Entries provided –
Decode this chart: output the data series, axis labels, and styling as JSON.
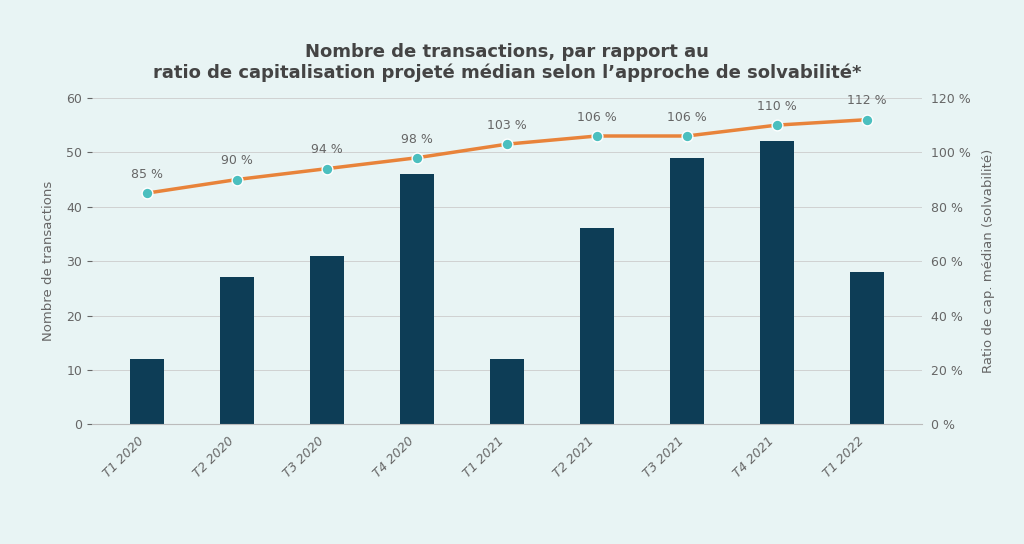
{
  "categories": [
    "T1 2020",
    "T2 2020",
    "T3 2020",
    "T4 2020",
    "T1 2021",
    "T2 2021",
    "T3 2021",
    "T4 2021",
    "T1 2022"
  ],
  "bar_values": [
    12,
    27,
    31,
    46,
    12,
    36,
    49,
    52,
    28
  ],
  "line_values": [
    85,
    90,
    94,
    98,
    103,
    106,
    106,
    110,
    112
  ],
  "bar_color": "#0d3d56",
  "line_color": "#e8833a",
  "marker_color": "#4bbfbf",
  "background_color": "#e8f4f4",
  "title_line1": "Nombre de transactions, par rapport au",
  "title_line2": "ratio de capitalisation projeté médian selon l’approche de solvabilité*",
  "ylabel_left": "Nombre de transactions",
  "ylabel_right": "Ratio de cap. médian (solvabilité)",
  "ylim_left": [
    0,
    60
  ],
  "ylim_right": [
    0,
    120
  ],
  "yticks_left": [
    0,
    10,
    20,
    30,
    40,
    50,
    60
  ],
  "yticks_right": [
    0,
    20,
    40,
    60,
    80,
    100,
    120
  ],
  "title_fontsize": 13,
  "label_fontsize": 9.5,
  "tick_fontsize": 9,
  "annotation_fontsize": 9
}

Description of the task –
Quote the listing above in full, except for the pictures.

Output below –
Decode this chart: output the data series, axis labels, and styling as JSON.
{
  "categories": [
    "T1 2020",
    "T2 2020",
    "T3 2020",
    "T4 2020",
    "T1 2021",
    "T2 2021",
    "T3 2021",
    "T4 2021",
    "T1 2022"
  ],
  "bar_values": [
    12,
    27,
    31,
    46,
    12,
    36,
    49,
    52,
    28
  ],
  "line_values": [
    85,
    90,
    94,
    98,
    103,
    106,
    106,
    110,
    112
  ],
  "bar_color": "#0d3d56",
  "line_color": "#e8833a",
  "marker_color": "#4bbfbf",
  "background_color": "#e8f4f4",
  "title_line1": "Nombre de transactions, par rapport au",
  "title_line2": "ratio de capitalisation projeté médian selon l’approche de solvabilité*",
  "ylabel_left": "Nombre de transactions",
  "ylabel_right": "Ratio de cap. médian (solvabilité)",
  "ylim_left": [
    0,
    60
  ],
  "ylim_right": [
    0,
    120
  ],
  "yticks_left": [
    0,
    10,
    20,
    30,
    40,
    50,
    60
  ],
  "yticks_right": [
    0,
    20,
    40,
    60,
    80,
    100,
    120
  ],
  "title_fontsize": 13,
  "label_fontsize": 9.5,
  "tick_fontsize": 9,
  "annotation_fontsize": 9
}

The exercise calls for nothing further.